TASK GOAL >> Using the data beneath, show every line that includes the word "text".

TASK DATA >>
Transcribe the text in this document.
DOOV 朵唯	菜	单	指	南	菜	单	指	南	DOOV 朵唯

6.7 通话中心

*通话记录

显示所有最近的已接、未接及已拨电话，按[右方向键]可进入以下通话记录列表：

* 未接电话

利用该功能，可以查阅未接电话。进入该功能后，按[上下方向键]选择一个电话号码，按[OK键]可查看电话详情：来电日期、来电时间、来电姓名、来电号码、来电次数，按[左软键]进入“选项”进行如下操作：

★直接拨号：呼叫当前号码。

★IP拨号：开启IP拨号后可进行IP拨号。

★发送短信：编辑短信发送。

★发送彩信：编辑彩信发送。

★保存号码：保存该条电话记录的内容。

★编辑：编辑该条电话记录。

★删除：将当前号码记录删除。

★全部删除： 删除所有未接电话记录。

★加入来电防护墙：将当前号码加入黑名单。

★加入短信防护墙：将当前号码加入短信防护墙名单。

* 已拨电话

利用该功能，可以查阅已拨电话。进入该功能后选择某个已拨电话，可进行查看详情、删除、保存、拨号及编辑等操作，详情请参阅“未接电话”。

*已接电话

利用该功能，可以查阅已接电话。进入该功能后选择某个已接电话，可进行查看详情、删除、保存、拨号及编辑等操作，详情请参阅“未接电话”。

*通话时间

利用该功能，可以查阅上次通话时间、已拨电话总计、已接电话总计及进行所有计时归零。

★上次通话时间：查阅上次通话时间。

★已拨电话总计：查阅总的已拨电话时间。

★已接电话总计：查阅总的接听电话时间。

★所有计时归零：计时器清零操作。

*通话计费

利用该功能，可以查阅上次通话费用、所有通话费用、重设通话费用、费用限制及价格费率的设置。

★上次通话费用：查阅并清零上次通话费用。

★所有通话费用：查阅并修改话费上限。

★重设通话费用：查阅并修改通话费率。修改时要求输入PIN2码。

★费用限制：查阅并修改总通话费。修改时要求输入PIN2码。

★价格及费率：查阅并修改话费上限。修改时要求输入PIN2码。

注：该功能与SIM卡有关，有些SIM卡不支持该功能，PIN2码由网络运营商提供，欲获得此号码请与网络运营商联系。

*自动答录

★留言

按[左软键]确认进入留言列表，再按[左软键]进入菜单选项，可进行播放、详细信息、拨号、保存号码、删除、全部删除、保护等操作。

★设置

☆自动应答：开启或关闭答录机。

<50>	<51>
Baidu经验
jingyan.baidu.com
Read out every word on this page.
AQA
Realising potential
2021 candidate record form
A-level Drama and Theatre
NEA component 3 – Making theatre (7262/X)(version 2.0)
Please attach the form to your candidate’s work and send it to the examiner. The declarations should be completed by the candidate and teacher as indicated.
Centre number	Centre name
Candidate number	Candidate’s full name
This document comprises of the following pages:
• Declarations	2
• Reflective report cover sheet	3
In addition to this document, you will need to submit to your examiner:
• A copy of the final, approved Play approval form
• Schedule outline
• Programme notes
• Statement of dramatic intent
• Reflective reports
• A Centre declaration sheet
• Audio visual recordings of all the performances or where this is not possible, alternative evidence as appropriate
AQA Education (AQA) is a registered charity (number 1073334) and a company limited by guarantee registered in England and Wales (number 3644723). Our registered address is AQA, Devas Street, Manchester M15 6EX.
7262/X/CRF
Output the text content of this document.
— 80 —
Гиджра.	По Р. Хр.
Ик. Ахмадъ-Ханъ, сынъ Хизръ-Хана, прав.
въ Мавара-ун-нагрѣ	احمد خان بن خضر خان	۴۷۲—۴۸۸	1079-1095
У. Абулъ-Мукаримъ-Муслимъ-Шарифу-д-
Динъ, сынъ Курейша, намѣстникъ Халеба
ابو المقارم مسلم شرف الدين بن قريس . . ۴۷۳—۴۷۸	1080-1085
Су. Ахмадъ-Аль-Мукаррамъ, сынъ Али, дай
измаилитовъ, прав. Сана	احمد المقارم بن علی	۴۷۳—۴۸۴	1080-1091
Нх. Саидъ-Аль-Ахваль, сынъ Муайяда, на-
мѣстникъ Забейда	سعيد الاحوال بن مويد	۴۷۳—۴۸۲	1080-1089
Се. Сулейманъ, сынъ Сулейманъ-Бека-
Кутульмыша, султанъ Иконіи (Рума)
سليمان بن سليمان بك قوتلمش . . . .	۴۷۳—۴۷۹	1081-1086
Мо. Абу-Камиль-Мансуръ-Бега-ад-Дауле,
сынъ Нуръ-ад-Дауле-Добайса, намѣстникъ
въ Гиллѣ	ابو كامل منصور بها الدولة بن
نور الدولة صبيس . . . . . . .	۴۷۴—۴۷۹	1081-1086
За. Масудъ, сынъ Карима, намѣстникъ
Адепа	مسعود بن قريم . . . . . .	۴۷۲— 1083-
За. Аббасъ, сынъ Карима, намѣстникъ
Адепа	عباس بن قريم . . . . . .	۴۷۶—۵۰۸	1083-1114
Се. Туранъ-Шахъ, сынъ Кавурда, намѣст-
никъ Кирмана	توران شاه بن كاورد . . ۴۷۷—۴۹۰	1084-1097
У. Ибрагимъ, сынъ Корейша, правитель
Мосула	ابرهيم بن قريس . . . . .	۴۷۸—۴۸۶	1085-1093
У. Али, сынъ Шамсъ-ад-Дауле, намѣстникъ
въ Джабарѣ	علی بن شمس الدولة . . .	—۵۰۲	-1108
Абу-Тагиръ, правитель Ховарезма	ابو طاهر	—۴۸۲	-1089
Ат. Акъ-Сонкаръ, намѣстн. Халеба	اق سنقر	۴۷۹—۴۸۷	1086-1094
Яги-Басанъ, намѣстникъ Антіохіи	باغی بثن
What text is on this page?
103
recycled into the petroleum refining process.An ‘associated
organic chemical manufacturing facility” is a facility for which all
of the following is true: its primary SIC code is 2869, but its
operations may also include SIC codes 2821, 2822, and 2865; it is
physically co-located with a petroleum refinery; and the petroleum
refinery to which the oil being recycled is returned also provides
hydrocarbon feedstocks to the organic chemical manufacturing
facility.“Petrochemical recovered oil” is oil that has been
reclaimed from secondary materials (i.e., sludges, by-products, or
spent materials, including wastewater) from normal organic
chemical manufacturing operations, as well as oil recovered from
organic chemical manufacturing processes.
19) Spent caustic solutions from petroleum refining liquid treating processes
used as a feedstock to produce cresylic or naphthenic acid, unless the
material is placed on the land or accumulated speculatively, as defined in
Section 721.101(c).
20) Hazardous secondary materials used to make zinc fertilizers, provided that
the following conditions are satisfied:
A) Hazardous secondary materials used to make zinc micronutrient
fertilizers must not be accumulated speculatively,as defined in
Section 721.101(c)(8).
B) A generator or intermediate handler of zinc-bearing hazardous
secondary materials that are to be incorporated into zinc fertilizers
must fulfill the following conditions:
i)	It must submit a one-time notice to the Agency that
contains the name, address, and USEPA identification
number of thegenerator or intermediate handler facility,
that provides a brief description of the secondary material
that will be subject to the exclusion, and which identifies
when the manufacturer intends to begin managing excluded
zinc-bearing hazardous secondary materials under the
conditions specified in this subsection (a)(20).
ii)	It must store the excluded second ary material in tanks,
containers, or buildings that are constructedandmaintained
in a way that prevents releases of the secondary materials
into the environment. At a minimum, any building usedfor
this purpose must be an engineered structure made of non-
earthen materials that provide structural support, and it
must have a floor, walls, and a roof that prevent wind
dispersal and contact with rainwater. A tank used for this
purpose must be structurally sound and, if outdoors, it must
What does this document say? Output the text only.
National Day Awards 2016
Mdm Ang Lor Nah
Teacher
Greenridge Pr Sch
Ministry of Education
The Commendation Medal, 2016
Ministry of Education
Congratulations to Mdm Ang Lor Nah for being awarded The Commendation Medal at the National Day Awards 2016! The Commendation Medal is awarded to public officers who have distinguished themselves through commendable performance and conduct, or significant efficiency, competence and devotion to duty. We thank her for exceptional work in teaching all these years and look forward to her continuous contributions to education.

TASK SOLUTION >>
Transcribe the text in this document.
Output the text content of this document.
What text is on this page?
What does this document say? Output the text only.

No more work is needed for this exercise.